TO BE DONE |
Copy out every line in the entries below that includes "alles".

[Extracted records]

----

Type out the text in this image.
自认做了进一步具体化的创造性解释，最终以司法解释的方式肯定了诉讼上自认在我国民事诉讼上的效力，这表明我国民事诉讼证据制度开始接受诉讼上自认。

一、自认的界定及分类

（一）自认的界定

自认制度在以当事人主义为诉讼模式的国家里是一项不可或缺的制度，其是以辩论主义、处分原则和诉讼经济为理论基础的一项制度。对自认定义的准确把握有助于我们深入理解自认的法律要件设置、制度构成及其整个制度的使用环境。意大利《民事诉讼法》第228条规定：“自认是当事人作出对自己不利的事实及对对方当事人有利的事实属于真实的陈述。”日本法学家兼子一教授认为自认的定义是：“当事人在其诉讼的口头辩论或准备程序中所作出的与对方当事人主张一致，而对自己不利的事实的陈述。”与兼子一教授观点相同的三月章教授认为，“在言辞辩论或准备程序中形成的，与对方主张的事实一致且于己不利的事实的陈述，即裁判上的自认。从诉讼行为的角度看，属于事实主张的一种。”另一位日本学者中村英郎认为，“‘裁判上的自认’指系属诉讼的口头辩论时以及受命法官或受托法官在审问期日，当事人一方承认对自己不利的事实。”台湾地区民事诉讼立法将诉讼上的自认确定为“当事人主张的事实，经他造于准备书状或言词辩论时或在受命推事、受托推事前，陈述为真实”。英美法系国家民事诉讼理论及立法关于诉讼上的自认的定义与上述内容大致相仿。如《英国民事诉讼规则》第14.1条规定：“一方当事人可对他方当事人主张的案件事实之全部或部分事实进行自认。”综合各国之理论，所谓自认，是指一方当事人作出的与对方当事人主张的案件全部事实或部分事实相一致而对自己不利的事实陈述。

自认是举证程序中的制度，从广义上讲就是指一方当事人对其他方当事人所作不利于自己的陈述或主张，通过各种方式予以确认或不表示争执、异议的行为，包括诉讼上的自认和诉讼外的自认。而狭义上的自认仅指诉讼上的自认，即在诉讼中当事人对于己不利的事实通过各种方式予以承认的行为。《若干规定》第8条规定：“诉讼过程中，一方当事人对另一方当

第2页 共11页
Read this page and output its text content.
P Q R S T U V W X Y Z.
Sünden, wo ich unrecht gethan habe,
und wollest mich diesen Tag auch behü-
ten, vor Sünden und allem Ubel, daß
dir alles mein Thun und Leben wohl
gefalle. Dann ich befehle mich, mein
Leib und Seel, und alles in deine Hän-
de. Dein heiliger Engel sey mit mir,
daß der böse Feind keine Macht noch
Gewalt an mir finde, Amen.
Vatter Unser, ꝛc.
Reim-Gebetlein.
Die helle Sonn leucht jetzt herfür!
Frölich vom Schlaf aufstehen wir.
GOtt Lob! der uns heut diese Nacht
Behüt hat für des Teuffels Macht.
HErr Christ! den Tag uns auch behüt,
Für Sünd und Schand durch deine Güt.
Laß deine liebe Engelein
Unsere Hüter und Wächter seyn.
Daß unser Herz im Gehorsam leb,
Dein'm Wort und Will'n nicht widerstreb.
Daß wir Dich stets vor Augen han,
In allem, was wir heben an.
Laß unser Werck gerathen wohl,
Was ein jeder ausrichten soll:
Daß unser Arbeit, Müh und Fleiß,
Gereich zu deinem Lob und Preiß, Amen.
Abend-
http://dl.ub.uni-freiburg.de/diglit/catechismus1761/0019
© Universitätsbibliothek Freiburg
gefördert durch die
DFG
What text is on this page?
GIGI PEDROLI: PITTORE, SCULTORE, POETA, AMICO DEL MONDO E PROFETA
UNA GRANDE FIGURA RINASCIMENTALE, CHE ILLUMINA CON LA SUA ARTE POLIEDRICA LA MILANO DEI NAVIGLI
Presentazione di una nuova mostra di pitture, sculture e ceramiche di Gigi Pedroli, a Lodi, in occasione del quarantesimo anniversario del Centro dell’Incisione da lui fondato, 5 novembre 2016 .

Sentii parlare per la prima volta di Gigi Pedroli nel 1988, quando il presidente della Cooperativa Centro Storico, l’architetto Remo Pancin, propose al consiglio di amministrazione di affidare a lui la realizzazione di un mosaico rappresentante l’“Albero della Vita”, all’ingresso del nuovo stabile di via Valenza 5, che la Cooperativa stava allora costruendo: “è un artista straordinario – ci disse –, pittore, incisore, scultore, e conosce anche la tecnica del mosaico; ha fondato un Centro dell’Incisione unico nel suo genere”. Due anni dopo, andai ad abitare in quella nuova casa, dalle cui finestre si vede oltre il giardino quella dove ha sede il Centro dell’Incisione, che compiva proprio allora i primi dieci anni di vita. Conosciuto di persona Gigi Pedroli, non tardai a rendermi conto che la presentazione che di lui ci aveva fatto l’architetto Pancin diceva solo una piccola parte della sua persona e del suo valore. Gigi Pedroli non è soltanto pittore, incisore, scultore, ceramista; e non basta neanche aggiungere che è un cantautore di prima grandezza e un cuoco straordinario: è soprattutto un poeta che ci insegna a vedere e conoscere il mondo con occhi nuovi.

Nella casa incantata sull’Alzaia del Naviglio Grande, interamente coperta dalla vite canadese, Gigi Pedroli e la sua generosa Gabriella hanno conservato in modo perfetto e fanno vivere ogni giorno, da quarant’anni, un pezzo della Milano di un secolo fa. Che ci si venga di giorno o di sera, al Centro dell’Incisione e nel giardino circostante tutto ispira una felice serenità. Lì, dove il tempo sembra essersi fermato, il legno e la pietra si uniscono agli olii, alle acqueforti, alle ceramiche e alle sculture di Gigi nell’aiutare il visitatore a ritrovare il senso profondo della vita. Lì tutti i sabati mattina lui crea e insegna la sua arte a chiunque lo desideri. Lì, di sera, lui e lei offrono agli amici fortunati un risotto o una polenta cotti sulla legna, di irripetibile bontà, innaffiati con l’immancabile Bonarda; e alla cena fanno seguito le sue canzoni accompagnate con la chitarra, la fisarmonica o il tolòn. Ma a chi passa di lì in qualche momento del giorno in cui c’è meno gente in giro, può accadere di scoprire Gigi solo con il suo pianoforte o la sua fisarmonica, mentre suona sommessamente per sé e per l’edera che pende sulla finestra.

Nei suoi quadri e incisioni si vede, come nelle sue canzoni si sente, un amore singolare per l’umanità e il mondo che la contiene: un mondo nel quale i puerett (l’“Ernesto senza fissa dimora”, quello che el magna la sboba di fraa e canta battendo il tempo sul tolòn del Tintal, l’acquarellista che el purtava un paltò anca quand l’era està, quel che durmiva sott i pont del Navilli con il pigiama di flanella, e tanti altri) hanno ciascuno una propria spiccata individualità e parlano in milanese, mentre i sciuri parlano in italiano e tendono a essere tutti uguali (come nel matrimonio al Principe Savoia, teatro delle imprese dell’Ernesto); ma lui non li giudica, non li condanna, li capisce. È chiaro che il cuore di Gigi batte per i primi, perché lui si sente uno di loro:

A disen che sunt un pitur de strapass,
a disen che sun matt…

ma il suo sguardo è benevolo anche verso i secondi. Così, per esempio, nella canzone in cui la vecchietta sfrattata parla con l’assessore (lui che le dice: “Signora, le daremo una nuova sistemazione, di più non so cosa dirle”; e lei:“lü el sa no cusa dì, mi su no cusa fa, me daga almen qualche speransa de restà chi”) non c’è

----

WRITTEN REPLY |
dir alles mein Thun und Leben wohl
Leib und Seel, und alles in deine Hän-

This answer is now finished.